::: DATA EXTRACT

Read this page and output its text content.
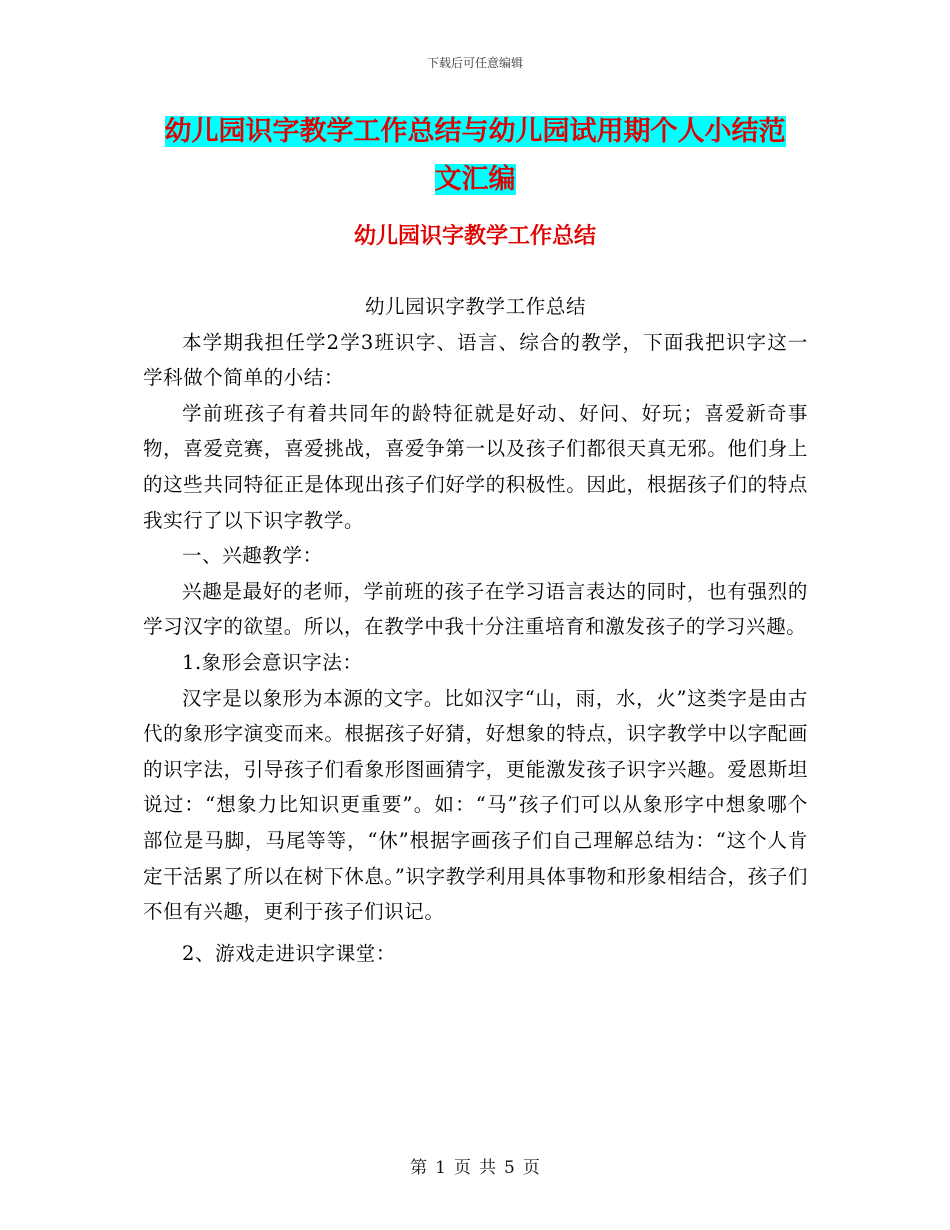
下载后可任意编辑
幼儿园识字教学工作总结与幼儿园试用期个人小结范
文汇编
幼儿园识字教学工作总结

幼儿园识字教学工作总结

本学期我担任学2学3班识字、语言、综合的教学，下面我把识字这一学科做个简单的小结：

学前班孩子有着共同年的龄特征就是好动、好问、好玩；喜爱新奇事物，喜爱竞赛，喜爱挑战，喜爱争第一以及孩子们都很天真无邪。他们身上的这些共同特征正是体现出孩子们好学的积极性。因此，根据孩子们的特点我实行了以下识字教学。

一、兴趣教学：

兴趣是最好的老师，学前班的孩子在学习语言表达的同时，也有强烈的学习汉字的欲望。所以，在教学中我十分注重培育和激发孩子的学习兴趣。

1.象形会意识字法：

汉字是以象形为本源的文字。比如汉字“山，雨，水，火”这类字是由古代的象形字演变而来。根据孩子好猜，好想象的特点，识字教学中以字配画的识字法，引导孩子们看象形图画猜字，更能激发孩子识字兴趣。爱恩斯坦说过：“想象力比知识更重要”。如：“马”孩子们可以从象形字中想象哪个部位是马脚，马尾等等，“休”根据字画孩子们自己理解总结为：“这个人肯定干活累了所以在树下休息。”识字教学利用具体事物和形象相结合，孩子们不但有兴趣，更利于孩子们识记。

2、游戏走进识字课堂：

第 1 页 共 5 页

::::::

=== WHAT YOU NEED TO DO ===
Reproduce each entry precisely, dropping only the pictures.

=== RESPONSE TO THIS TASK ===
Read this page and output its text content.
下载后可任意编辑
幼儿园识字教学工作总结与幼儿园试用期个人小结范
文汇编
幼儿园识字教学工作总结

幼儿园识字教学工作总结

本学期我担任学2学3班识字、语言、综合的教学，下面我把识字这一学科做个简单的小结：

学前班孩子有着共同年的龄特征就是好动、好问、好玩；喜爱新奇事物，喜爱竞赛，喜爱挑战，喜爱争第一以及孩子们都很天真无邪。他们身上的这些共同特征正是体现出孩子们好学的积极性。因此，根据孩子们的特点我实行了以下识字教学。

一、兴趣教学：

兴趣是最好的老师，学前班的孩子在学习语言表达的同时，也有强烈的学习汉字的欲望。所以，在教学中我十分注重培育和激发孩子的学习兴趣。

1.象形会意识字法：

汉字是以象形为本源的文字。比如汉字“山，雨，水，火”这类字是由古代的象形字演变而来。根据孩子好猜，好想象的特点，识字教学中以字配画的识字法，引导孩子们看象形图画猜字，更能激发孩子识字兴趣。爱恩斯坦说过：“想象力比知识更重要”。如：“马”孩子们可以从象形字中想象哪个部位是马脚，马尾等等，“休”根据字画孩子们自己理解总结为：“这个人肯定干活累了所以在树下休息。”识字教学利用具体事物和形象相结合，孩子们不但有兴趣，更利于孩子们识记。

2、游戏走进识字课堂：

第 1 页 共 5 页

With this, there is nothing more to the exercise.